Exercise description: All of the entries should be written out again exactly.

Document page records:
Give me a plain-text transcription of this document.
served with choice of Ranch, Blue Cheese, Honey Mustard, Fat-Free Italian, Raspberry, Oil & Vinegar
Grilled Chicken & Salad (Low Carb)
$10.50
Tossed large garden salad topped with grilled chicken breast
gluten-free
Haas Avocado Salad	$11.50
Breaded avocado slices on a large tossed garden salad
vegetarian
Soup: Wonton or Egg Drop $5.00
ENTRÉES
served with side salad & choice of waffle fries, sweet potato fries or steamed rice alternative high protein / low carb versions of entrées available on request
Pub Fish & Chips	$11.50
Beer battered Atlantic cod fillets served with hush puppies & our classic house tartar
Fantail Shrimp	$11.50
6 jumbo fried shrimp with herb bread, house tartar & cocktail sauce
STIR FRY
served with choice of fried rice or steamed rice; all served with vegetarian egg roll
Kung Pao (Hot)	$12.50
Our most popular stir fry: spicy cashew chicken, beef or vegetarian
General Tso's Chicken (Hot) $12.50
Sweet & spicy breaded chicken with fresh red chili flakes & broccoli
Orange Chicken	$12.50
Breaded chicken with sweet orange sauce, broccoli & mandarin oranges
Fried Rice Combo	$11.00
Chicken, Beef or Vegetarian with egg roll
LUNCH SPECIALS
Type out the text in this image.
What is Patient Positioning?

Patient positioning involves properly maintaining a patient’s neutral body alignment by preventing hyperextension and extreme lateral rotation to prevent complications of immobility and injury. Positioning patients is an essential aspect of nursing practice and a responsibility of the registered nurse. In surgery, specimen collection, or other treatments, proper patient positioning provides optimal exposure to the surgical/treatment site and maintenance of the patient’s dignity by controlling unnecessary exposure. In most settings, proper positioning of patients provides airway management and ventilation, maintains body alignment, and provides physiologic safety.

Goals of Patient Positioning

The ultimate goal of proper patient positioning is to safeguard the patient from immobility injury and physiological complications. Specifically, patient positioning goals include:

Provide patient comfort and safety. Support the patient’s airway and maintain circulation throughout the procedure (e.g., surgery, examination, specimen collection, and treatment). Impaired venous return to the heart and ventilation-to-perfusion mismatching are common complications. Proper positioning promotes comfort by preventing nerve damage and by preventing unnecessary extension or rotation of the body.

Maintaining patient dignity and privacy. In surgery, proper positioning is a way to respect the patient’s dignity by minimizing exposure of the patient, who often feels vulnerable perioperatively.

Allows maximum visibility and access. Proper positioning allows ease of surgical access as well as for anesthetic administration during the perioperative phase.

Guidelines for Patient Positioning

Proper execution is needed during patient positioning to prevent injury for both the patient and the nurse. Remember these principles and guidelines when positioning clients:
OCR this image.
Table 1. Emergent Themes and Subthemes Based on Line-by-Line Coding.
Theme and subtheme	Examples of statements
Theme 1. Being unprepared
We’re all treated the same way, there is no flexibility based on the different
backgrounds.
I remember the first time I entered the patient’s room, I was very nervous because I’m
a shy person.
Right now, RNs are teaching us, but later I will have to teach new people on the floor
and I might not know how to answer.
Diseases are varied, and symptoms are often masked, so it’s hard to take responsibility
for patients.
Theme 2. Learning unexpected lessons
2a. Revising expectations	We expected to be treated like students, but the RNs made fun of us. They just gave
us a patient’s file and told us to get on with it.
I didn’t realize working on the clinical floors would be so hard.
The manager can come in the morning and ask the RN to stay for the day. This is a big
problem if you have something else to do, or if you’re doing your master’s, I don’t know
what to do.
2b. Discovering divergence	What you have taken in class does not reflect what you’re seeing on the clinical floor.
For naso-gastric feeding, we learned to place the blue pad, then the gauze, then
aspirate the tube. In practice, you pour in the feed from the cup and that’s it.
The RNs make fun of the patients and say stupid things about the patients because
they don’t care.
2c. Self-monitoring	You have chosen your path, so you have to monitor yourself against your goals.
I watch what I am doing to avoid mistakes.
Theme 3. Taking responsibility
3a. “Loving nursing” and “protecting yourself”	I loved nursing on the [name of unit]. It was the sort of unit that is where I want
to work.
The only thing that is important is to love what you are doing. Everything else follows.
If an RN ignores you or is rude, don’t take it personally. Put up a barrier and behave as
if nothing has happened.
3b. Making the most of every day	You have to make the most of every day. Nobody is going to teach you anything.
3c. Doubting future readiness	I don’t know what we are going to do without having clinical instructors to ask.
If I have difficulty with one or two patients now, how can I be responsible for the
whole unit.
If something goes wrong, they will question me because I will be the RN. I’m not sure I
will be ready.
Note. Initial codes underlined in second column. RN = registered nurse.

Result below:
Give me a plain-text transcription of this document.
served with choice of Ranch, Blue Cheese, Honey Mustard, Fat-Free Italian, Raspberry, Oil & Vinegar
Grilled Chicken & Salad (Low Carb)
$10.50
Tossed large garden salad topped with grilled chicken breast
gluten-free
Haas Avocado Salad	$11.50
Breaded avocado slices on a large tossed garden salad
vegetarian
Soup: Wonton or Egg Drop $5.00
ENTRÉES
served with side salad & choice of waffle fries, sweet potato fries or steamed rice alternative high protein / low carb versions of entrées available on request
Pub Fish & Chips	$11.50
Beer battered Atlantic cod fillets served with hush puppies & our classic house tartar
Fantail Shrimp	$11.50
6 jumbo fried shrimp with herb bread, house tartar & cocktail sauce
STIR FRY
served with choice of fried rice or steamed rice; all served with vegetarian egg roll
Kung Pao (Hot)	$12.50
Our most popular stir fry: spicy cashew chicken, beef or vegetarian
General Tso's Chicken (Hot) $12.50
Sweet & spicy breaded chicken with fresh red chili flakes & broccoli
Orange Chicken	$12.50
Breaded chicken with sweet orange sauce, broccoli & mandarin oranges
Fried Rice Combo	$11.00
Chicken, Beef or Vegetarian with egg roll
LUNCH SPECIALS
Type out the text in this image.
What is Patient Positioning?

Patient positioning involves properly maintaining a patient’s neutral body alignment by preventing hyperextension and extreme lateral rotation to prevent complications of immobility and injury. Positioning patients is an essential aspect of nursing practice and a responsibility of the registered nurse. In surgery, specimen collection, or other treatments, proper patient positioning provides optimal exposure to the surgical/treatment site and maintenance of the patient’s dignity by controlling unnecessary exposure. In most settings, proper positioning of patients provides airway management and ventilation, maintains body alignment, and provides physiologic safety.

Goals of Patient Positioning

The ultimate goal of proper patient positioning is to safeguard the patient from immobility injury and physiological complications. Specifically, patient positioning goals include:

Provide patient comfort and safety. Support the patient’s airway and maintain circulation throughout the procedure (e.g., surgery, examination, specimen collection, and treatment). Impaired venous return to the heart and ventilation-to-perfusion mismatching are common complications. Proper positioning promotes comfort by preventing nerve damage and by preventing unnecessary extension or rotation of the body.

Maintaining patient dignity and privacy. In surgery, proper positioning is a way to respect the patient’s dignity by minimizing exposure of the patient, who often feels vulnerable perioperatively.

Allows maximum visibility and access. Proper positioning allows ease of surgical access as well as for anesthetic administration during the perioperative phase.

Guidelines for Patient Positioning

Proper execution is needed during patient positioning to prevent injury for both the patient and the nurse. Remember these principles and guidelines when positioning clients:
OCR this image.
Table 1. Emergent Themes and Subthemes Based on Line-by-Line Coding.
Theme and subtheme	Examples of statements
Theme 1. Being unprepared
We’re all treated the same way, there is no flexibility based on the different
backgrounds.
I remember the first time I entered the patient’s room, I was very nervous because I’m
a shy person.
Right now, RNs are teaching us, but later I will have to teach new people on the floor
and I might not know how to answer.
Diseases are varied, and symptoms are often masked, so it’s hard to take responsibility
for patients.
Theme 2. Learning unexpected lessons
2a. Revising expectations	We expected to be treated like students, but the RNs made fun of us. They just gave
us a patient’s file and told us to get on with it.
I didn’t realize working on the clinical floors would be so hard.
The manager can come in the morning and ask the RN to stay for the day. This is a big
problem if you have something else to do, or if you’re doing your master’s, I don’t know
what to do.
2b. Discovering divergence	What you have taken in class does not reflect what you’re seeing on the clinical floor.
For naso-gastric feeding, we learned to place the blue pad, then the gauze, then
aspirate the tube. In practice, you pour in the feed from the cup and that’s it.
The RNs make fun of the patients and say stupid things about the patients because
they don’t care.
2c. Self-monitoring	You have chosen your path, so you have to monitor yourself against your goals.
I watch what I am doing to avoid mistakes.
Theme 3. Taking responsibility
3a. “Loving nursing” and “protecting yourself”	I loved nursing on the [name of unit]. It was the sort of unit that is where I want
to work.
The only thing that is important is to love what you are doing. Everything else follows.
If an RN ignores you or is rude, don’t take it personally. Put up a barrier and behave as
if nothing has happened.
3b. Making the most of every day	You have to make the most of every day. Nobody is going to teach you anything.
3c. Doubting future readiness	I don’t know what we are going to do without having clinical instructors to ask.
If I have difficulty with one or two patients now, how can I be responsible for the
whole unit.
If something goes wrong, they will question me because I will be the RN. I’m not sure I
will be ready.
Note. Initial codes underlined in second column. RN = registered nurse.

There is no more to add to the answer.